Find the string "River" in the records. Copy every line it appears in.

## Start TASK INPUTS

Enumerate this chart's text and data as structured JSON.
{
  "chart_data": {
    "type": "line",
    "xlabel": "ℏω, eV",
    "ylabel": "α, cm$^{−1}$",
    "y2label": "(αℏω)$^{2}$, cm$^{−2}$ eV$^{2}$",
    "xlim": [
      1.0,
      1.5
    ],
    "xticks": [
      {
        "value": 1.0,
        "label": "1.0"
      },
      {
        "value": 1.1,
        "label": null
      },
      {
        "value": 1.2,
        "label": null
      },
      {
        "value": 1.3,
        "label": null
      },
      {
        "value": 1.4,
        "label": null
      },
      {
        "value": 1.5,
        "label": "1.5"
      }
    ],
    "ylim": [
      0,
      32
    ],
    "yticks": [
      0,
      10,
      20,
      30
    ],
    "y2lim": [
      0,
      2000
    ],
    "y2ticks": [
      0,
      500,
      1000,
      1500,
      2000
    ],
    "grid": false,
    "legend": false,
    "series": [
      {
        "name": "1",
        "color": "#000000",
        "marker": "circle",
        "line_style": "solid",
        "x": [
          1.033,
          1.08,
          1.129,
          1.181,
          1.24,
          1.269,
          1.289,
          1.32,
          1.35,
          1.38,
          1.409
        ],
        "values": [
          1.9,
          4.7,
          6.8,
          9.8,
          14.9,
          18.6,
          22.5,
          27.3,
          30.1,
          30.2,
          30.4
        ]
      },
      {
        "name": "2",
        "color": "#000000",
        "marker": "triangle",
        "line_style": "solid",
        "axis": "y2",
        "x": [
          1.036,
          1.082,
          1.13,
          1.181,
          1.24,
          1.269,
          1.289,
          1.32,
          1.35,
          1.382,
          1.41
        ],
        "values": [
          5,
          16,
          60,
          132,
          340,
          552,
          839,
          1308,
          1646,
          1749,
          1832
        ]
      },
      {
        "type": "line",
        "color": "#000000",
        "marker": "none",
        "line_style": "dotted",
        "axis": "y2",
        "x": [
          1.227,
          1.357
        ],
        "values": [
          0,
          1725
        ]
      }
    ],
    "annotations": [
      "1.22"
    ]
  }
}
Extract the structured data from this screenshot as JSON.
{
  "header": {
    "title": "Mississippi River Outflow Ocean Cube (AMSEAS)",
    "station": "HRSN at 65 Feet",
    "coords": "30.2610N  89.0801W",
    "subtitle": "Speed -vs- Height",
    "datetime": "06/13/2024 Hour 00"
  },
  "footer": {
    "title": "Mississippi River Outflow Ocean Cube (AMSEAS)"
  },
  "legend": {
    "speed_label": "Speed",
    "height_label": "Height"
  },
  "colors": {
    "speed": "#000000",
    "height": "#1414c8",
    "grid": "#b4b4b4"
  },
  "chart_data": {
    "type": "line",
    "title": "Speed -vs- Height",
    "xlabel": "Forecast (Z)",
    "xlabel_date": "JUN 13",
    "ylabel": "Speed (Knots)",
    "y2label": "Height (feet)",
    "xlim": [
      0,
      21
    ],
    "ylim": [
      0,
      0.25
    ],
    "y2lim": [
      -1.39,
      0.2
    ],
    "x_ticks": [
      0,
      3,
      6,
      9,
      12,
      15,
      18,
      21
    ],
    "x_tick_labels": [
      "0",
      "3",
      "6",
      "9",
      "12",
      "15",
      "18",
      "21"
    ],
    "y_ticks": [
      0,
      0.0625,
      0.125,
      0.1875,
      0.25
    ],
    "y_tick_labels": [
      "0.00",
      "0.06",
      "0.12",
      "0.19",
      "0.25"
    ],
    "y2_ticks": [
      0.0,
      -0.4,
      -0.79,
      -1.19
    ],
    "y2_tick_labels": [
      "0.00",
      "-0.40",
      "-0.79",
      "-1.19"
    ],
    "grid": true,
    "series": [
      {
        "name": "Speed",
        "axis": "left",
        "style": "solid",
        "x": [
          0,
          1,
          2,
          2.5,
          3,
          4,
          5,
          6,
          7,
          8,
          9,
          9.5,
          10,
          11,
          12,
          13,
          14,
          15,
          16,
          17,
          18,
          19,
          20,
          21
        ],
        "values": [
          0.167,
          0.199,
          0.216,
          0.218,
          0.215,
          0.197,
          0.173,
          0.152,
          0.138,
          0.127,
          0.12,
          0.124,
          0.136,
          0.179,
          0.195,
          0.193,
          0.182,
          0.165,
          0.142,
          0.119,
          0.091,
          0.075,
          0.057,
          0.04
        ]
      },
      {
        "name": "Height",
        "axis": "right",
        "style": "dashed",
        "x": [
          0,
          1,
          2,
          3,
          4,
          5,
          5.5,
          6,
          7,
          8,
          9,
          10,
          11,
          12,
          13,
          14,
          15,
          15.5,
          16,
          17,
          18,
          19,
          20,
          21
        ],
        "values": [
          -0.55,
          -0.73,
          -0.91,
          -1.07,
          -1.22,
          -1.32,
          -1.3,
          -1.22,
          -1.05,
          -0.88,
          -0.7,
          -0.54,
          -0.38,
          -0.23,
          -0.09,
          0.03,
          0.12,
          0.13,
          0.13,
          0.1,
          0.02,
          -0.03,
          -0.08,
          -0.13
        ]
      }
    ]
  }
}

## End TASK INPUTS

TASK RESULT:
    "title": "Mississippi River Outflow Ocean Cube (AMSEAS)",
    "title": "Mississippi River Outflow Ocean Cube (AMSEAS)"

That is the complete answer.